● **Dataset records**:
⁂

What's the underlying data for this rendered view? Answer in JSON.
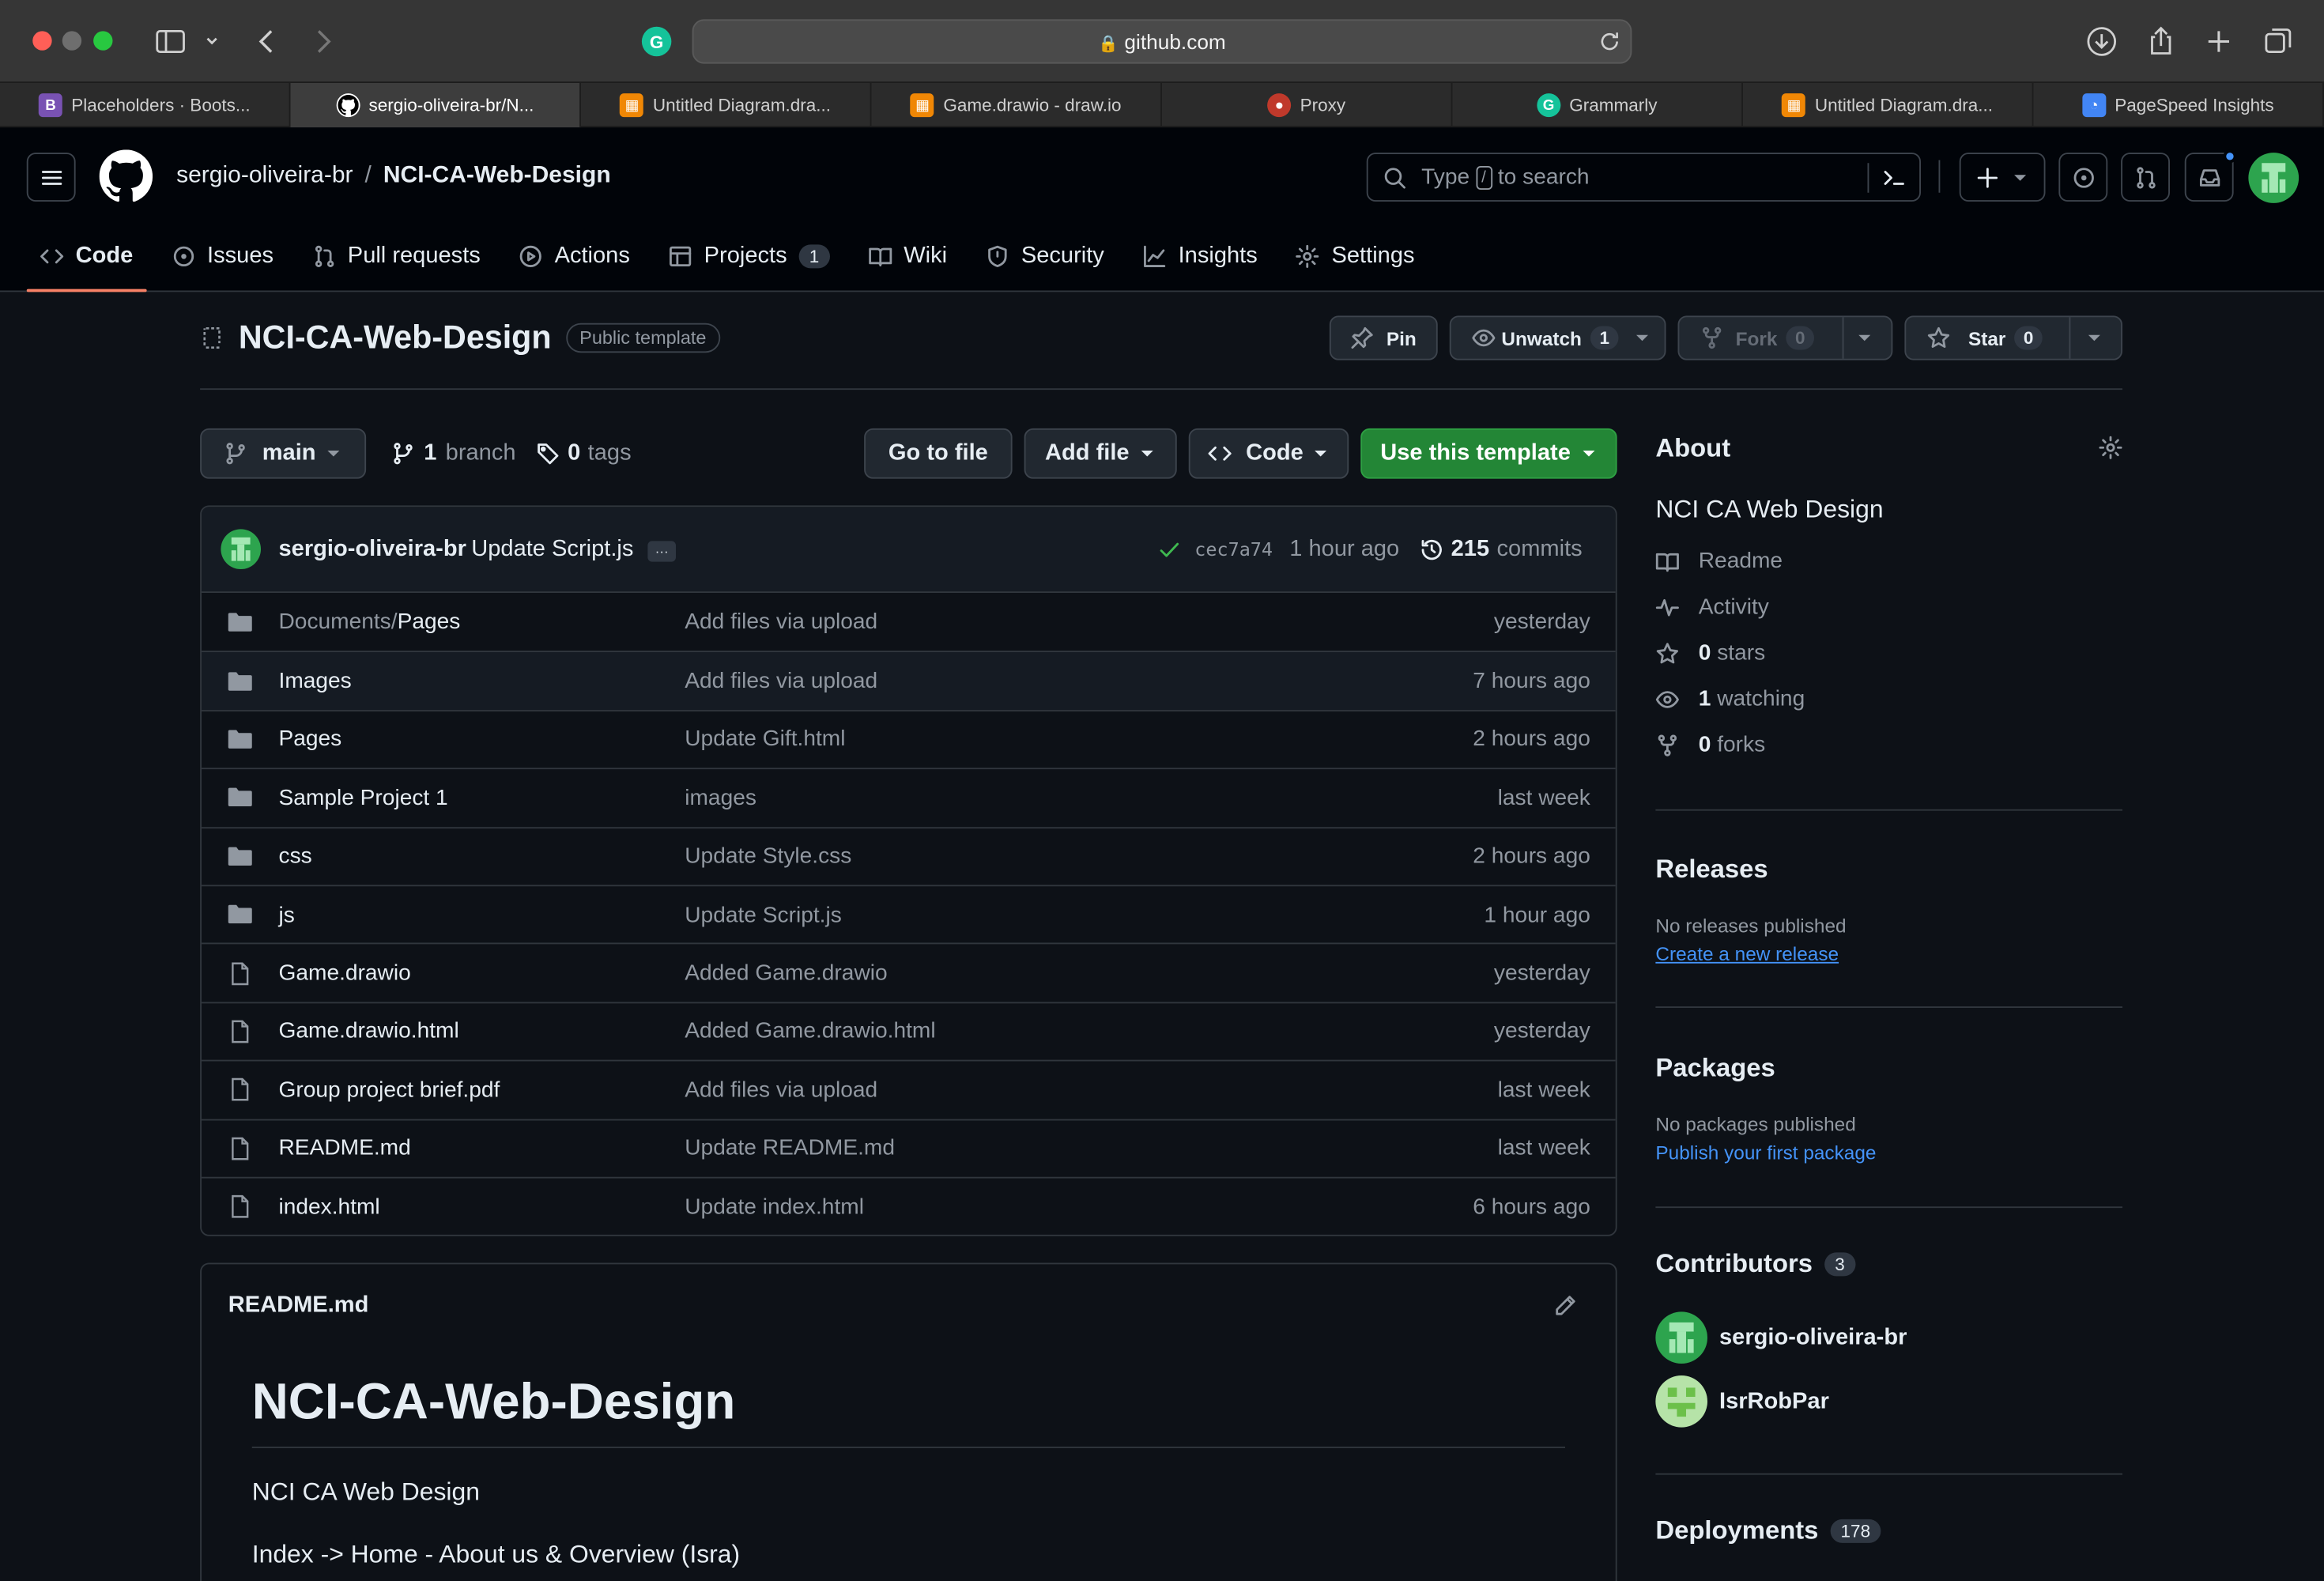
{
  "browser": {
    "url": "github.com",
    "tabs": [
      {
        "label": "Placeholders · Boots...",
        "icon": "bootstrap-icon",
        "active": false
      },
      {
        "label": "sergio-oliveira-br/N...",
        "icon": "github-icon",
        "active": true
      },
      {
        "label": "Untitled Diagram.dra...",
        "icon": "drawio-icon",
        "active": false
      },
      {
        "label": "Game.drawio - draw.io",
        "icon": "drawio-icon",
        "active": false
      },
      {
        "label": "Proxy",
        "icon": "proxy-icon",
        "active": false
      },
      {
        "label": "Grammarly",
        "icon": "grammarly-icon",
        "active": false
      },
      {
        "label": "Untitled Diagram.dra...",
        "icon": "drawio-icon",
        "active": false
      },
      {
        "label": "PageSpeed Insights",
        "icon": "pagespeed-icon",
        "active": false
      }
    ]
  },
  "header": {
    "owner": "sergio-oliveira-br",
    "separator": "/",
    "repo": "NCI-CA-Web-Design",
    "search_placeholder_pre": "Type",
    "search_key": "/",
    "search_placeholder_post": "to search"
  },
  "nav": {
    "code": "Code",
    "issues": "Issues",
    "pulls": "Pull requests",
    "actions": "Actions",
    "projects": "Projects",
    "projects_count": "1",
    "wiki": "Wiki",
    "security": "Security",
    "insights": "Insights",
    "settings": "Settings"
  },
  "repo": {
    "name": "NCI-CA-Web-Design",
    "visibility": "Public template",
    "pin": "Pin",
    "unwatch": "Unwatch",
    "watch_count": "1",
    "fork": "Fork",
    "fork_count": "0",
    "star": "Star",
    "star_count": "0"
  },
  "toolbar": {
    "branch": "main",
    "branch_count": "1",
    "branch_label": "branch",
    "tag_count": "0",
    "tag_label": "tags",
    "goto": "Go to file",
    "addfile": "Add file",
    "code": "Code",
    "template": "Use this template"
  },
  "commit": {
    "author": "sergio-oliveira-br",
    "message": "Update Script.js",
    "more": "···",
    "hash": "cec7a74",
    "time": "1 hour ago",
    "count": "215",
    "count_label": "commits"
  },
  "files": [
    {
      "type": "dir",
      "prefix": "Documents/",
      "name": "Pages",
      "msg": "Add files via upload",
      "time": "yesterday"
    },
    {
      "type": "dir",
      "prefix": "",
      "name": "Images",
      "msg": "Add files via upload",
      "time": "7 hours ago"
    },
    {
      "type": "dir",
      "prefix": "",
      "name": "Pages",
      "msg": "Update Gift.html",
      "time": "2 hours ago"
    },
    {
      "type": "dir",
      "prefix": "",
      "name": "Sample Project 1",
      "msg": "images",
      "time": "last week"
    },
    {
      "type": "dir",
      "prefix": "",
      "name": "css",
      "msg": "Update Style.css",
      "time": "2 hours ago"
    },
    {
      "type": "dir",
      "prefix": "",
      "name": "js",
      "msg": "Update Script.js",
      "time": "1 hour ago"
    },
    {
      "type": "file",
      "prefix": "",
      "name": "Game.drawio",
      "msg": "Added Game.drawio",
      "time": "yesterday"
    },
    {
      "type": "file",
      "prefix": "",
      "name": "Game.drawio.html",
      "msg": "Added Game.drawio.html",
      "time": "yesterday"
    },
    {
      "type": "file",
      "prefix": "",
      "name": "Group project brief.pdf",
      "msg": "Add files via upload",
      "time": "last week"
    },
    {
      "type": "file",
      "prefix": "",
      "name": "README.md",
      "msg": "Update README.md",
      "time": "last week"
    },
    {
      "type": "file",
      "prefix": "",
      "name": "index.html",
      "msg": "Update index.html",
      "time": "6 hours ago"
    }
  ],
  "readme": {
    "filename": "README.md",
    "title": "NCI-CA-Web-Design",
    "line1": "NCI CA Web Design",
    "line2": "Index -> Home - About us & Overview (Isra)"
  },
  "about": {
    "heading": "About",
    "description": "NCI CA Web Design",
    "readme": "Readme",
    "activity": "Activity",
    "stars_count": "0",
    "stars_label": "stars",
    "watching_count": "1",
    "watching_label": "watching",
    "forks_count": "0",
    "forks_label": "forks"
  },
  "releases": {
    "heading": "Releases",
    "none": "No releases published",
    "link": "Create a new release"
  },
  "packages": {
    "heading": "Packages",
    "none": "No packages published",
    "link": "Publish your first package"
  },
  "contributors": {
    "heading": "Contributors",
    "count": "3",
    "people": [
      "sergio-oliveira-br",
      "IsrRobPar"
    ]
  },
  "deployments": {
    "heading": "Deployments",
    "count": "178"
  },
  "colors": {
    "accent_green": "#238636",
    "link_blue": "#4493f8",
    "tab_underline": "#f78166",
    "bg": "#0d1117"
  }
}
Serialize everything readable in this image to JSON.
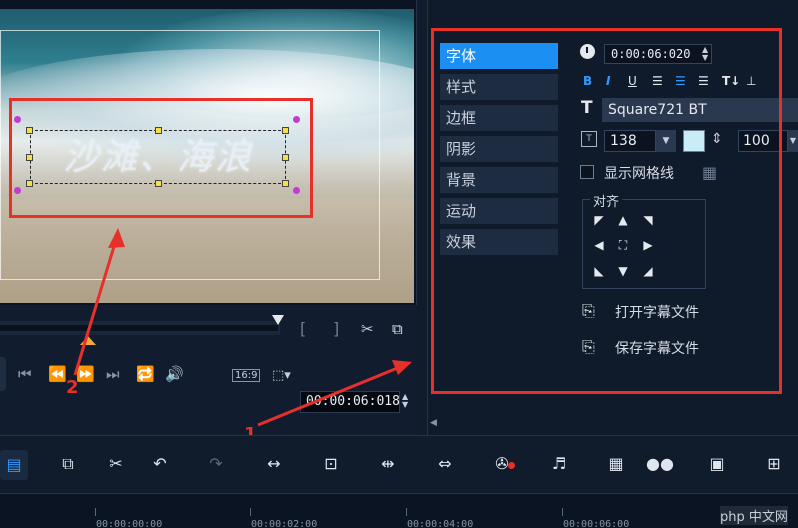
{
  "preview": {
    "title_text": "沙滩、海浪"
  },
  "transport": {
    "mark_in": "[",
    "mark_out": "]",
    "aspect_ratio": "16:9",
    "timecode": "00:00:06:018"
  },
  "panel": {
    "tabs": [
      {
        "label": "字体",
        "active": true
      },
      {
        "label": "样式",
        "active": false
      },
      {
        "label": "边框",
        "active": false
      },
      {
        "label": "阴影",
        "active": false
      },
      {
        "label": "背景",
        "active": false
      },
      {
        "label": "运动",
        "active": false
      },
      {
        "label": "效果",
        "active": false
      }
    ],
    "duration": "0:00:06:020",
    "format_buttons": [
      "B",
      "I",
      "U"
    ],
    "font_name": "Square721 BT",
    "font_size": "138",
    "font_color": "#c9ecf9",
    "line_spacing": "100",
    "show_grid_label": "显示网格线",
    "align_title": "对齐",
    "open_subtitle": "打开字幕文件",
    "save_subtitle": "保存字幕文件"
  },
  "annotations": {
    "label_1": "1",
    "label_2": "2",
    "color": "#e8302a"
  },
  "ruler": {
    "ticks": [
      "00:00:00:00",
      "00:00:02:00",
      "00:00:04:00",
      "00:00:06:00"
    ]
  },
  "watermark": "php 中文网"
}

⁂

● **Description of the task**: Omit every image. Quote each record exactly.

● **Solution for this exercise**:
What's the underlying data for this rendered view? Answer in JSON.
{
  "browser": {
    "url": "github.com",
    "tabs": [
      {
        "label": "Placeholders · Boots...",
        "icon": "bootstrap-icon",
        "active": false
      },
      {
        "label": "sergio-oliveira-br/N...",
        "icon": "github-icon",
        "active": true
      },
      {
        "label": "Untitled Diagram.dra...",
        "icon": "drawio-icon",
        "active": false
      },
      {
        "label": "Game.drawio - draw.io",
        "icon": "drawio-icon",
        "active": false
      },
      {
        "label": "Proxy",
        "icon": "proxy-icon",
        "active": false
      },
      {
        "label": "Grammarly",
        "icon": "grammarly-icon",
        "active": false
      },
      {
        "label": "Untitled Diagram.dra...",
        "icon": "drawio-icon",
        "active": false
      },
      {
        "label": "PageSpeed Insights",
        "icon": "pagespeed-icon",
        "active": false
      }
    ]
  },
  "header": {
    "owner": "sergio-oliveira-br",
    "separator": "/",
    "repo": "NCI-CA-Web-Design",
    "search_placeholder_pre": "Type",
    "search_key": "/",
    "search_placeholder_post": "to search"
  },
  "nav": {
    "code": "Code",
    "issues": "Issues",
    "pulls": "Pull requests",
    "actions": "Actions",
    "projects": "Projects",
    "projects_count": "1",
    "wiki": "Wiki",
    "security": "Security",
    "insights": "Insights",
    "settings": "Settings"
  },
  "repo": {
    "name": "NCI-CA-Web-Design",
    "visibility": "Public template",
    "pin": "Pin",
    "unwatch": "Unwatch",
    "watch_count": "1",
    "fork": "Fork",
    "fork_count": "0",
    "star": "Star",
    "star_count": "0"
  },
  "toolbar": {
    "branch": "main",
    "branch_count": "1",
    "branch_label": "branch",
    "tag_count": "0",
    "tag_label": "tags",
    "goto": "Go to file",
    "addfile": "Add file",
    "code": "Code",
    "template": "Use this template"
  },
  "commit": {
    "author": "sergio-oliveira-br",
    "message": "Update Script.js",
    "more": "···",
    "hash": "cec7a74",
    "time": "1 hour ago",
    "count": "215",
    "count_label": "commits"
  },
  "files": [
    {
      "type": "dir",
      "prefix": "Documents/",
      "name": "Pages",
      "msg": "Add files via upload",
      "time": "yesterday"
    },
    {
      "type": "dir",
      "prefix": "",
      "name": "Images",
      "msg": "Add files via upload",
      "time": "7 hours ago"
    },
    {
      "type": "dir",
      "prefix": "",
      "name": "Pages",
      "msg": "Update Gift.html",
      "time": "2 hours ago"
    },
    {
      "type": "dir",
      "prefix": "",
      "name": "Sample Project 1",
      "msg": "images",
      "time": "last week"
    },
    {
      "type": "dir",
      "prefix": "",
      "name": "css",
      "msg": "Update Style.css",
      "time": "2 hours ago"
    },
    {
      "type": "dir",
      "prefix": "",
      "name": "js",
      "msg": "Update Script.js",
      "time": "1 hour ago"
    },
    {
      "type": "file",
      "prefix": "",
      "name": "Game.drawio",
      "msg": "Added Game.drawio",
      "time": "yesterday"
    },
    {
      "type": "file",
      "prefix": "",
      "name": "Game.drawio.html",
      "msg": "Added Game.drawio.html",
      "time": "yesterday"
    },
    {
      "type": "file",
      "prefix": "",
      "name": "Group project brief.pdf",
      "msg": "Add files via upload",
      "time": "last week"
    },
    {
      "type": "file",
      "prefix": "",
      "name": "README.md",
      "msg": "Update README.md",
      "time": "last week"
    },
    {
      "type": "file",
      "prefix": "",
      "name": "index.html",
      "msg": "Update index.html",
      "time": "6 hours ago"
    }
  ],
  "readme": {
    "filename": "README.md",
    "title": "NCI-CA-Web-Design",
    "line1": "NCI CA Web Design",
    "line2": "Index -> Home - About us & Overview (Isra)"
  },
  "about": {
    "heading": "About",
    "description": "NCI CA Web Design",
    "readme": "Readme",
    "activity": "Activity",
    "stars_count": "0",
    "stars_label": "stars",
    "watching_count": "1",
    "watching_label": "watching",
    "forks_count": "0",
    "forks_label": "forks"
  },
  "releases": {
    "heading": "Releases",
    "none": "No releases published",
    "link": "Create a new release"
  },
  "packages": {
    "heading": "Packages",
    "none": "No packages published",
    "link": "Publish your first package"
  },
  "contributors": {
    "heading": "Contributors",
    "count": "3",
    "people": [
      "sergio-oliveira-br",
      "IsrRobPar"
    ]
  },
  "deployments": {
    "heading": "Deployments",
    "count": "178"
  },
  "colors": {
    "accent_green": "#238636",
    "link_blue": "#4493f8",
    "tab_underline": "#f78166",
    "bg": "#0d1117"
  }
}
Serialize everything readable in this image to JSON.
{
  "preview": {
    "title_text": "沙滩、海浪"
  },
  "transport": {
    "mark_in": "[",
    "mark_out": "]",
    "aspect_ratio": "16:9",
    "timecode": "00:00:06:018"
  },
  "panel": {
    "tabs": [
      {
        "label": "字体",
        "active": true
      },
      {
        "label": "样式",
        "active": false
      },
      {
        "label": "边框",
        "active": false
      },
      {
        "label": "阴影",
        "active": false
      },
      {
        "label": "背景",
        "active": false
      },
      {
        "label": "运动",
        "active": false
      },
      {
        "label": "效果",
        "active": false
      }
    ],
    "duration": "0:00:06:020",
    "format_buttons": [
      "B",
      "I",
      "U"
    ],
    "font_name": "Square721 BT",
    "font_size": "138",
    "font_color": "#c9ecf9",
    "line_spacing": "100",
    "show_grid_label": "显示网格线",
    "align_title": "对齐",
    "open_subtitle": "打开字幕文件",
    "save_subtitle": "保存字幕文件"
  },
  "annotations": {
    "label_1": "1",
    "label_2": "2",
    "color": "#e8302a"
  },
  "ruler": {
    "ticks": [
      "00:00:00:00",
      "00:00:02:00",
      "00:00:04:00",
      "00:00:06:00"
    ]
  },
  "watermark": "php 中文网"
}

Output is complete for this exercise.